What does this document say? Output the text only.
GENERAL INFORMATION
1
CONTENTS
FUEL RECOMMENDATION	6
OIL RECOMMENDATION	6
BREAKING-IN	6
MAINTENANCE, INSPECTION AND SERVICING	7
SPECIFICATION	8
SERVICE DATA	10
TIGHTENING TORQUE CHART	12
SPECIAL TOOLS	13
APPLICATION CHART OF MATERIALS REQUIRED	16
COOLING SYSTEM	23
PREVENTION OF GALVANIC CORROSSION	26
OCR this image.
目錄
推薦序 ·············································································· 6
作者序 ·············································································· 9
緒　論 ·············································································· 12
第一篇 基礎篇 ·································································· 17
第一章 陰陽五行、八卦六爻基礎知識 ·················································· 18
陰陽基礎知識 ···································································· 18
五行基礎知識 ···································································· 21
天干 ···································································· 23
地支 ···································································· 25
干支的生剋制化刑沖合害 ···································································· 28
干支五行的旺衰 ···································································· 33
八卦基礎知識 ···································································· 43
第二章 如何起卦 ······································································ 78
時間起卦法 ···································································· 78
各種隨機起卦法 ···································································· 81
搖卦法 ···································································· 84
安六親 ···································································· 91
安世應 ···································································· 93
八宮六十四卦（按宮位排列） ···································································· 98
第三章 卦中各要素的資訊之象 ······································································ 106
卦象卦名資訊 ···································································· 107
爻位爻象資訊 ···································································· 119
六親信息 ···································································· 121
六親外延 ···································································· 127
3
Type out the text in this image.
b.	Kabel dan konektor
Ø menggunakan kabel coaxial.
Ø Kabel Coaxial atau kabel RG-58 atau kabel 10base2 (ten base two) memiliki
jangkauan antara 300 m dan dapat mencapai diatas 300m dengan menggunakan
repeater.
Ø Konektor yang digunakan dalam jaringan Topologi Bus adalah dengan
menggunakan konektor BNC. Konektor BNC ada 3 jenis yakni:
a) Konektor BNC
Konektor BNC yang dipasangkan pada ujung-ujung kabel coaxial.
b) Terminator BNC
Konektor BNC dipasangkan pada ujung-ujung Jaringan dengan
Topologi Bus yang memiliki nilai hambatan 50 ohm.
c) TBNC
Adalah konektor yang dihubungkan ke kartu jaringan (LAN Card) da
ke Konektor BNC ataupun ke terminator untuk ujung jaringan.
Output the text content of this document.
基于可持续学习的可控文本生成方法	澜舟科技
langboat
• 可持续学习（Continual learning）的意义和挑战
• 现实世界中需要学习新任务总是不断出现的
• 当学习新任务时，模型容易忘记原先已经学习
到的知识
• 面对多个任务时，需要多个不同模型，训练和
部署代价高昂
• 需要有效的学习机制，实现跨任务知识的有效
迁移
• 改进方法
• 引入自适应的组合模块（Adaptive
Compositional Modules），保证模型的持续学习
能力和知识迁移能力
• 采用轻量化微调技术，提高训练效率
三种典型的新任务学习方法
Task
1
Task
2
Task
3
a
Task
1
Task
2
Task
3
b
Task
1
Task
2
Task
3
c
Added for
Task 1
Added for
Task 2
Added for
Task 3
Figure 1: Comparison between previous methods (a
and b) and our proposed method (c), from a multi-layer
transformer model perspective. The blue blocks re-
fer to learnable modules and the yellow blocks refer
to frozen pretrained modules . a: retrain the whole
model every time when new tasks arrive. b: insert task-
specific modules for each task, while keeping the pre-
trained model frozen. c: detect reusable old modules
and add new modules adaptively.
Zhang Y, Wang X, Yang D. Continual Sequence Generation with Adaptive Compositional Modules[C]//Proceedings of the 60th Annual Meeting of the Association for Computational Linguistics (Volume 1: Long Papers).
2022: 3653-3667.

• **TASK REQUIREMENTS**: Using the listing above, reproduce each line without omission.

• **TASK RESULT**:
What does this document say? Output the text only.
GENERAL INFORMATION
1
CONTENTS
FUEL RECOMMENDATION	6
OIL RECOMMENDATION	6
BREAKING-IN	6
MAINTENANCE, INSPECTION AND SERVICING	7
SPECIFICATION	8
SERVICE DATA	10
TIGHTENING TORQUE CHART	12
SPECIAL TOOLS	13
APPLICATION CHART OF MATERIALS REQUIRED	16
COOLING SYSTEM	23
PREVENTION OF GALVANIC CORROSSION	26
OCR this image.
目錄
推薦序 ·············································································· 6
作者序 ·············································································· 9
緒　論 ·············································································· 12
第一篇 基礎篇 ·································································· 17
第一章 陰陽五行、八卦六爻基礎知識 ·················································· 18
陰陽基礎知識 ···································································· 18
五行基礎知識 ···································································· 21
天干 ···································································· 23
地支 ···································································· 25
干支的生剋制化刑沖合害 ···································································· 28
干支五行的旺衰 ···································································· 33
八卦基礎知識 ···································································· 43
第二章 如何起卦 ······································································ 78
時間起卦法 ···································································· 78
各種隨機起卦法 ···································································· 81
搖卦法 ···································································· 84
安六親 ···································································· 91
安世應 ···································································· 93
八宮六十四卦（按宮位排列） ···································································· 98
第三章 卦中各要素的資訊之象 ······································································ 106
卦象卦名資訊 ···································································· 107
爻位爻象資訊 ···································································· 119
六親信息 ···································································· 121
六親外延 ···································································· 127
3
Type out the text in this image.
b.	Kabel dan konektor
Ø menggunakan kabel coaxial.
Ø Kabel Coaxial atau kabel RG-58 atau kabel 10base2 (ten base two) memiliki
jangkauan antara 300 m dan dapat mencapai diatas 300m dengan menggunakan
repeater.
Ø Konektor yang digunakan dalam jaringan Topologi Bus adalah dengan
menggunakan konektor BNC. Konektor BNC ada 3 jenis yakni:
a) Konektor BNC
Konektor BNC yang dipasangkan pada ujung-ujung kabel coaxial.
b) Terminator BNC
Konektor BNC dipasangkan pada ujung-ujung Jaringan dengan
Topologi Bus yang memiliki nilai hambatan 50 ohm.
c) TBNC
Adalah konektor yang dihubungkan ke kartu jaringan (LAN Card) da
ke Konektor BNC ataupun ke terminator untuk ujung jaringan.
Output the text content of this document.
基于可持续学习的可控文本生成方法	澜舟科技
langboat
• 可持续学习（Continual learning）的意义和挑战
• 现实世界中需要学习新任务总是不断出现的
• 当学习新任务时，模型容易忘记原先已经学习
到的知识
• 面对多个任务时，需要多个不同模型，训练和
部署代价高昂
• 需要有效的学习机制，实现跨任务知识的有效
迁移
• 改进方法
• 引入自适应的组合模块（Adaptive
Compositional Modules），保证模型的持续学习
能力和知识迁移能力
• 采用轻量化微调技术，提高训练效率
三种典型的新任务学习方法
Task
1
Task
2
Task
3
a
Task
1
Task
2
Task
3
b
Task
1
Task
2
Task
3
c
Added for
Task 1
Added for
Task 2
Added for
Task 3
Figure 1: Comparison between previous methods (a
and b) and our proposed method (c), from a multi-layer
transformer model perspective. The blue blocks re-
fer to learnable modules and the yellow blocks refer
to frozen pretrained modules . a: retrain the whole
model every time when new tasks arrive. b: insert task-
specific modules for each task, while keeping the pre-
trained model frozen. c: detect reusable old modules
and add new modules adaptively.
Zhang Y, Wang X, Yang D. Continual Sequence Generation with Adaptive Compositional Modules[C]//Proceedings of the 60th Annual Meeting of the Association for Computational Linguistics (Volume 1: Long Papers).
2022: 3653-3667.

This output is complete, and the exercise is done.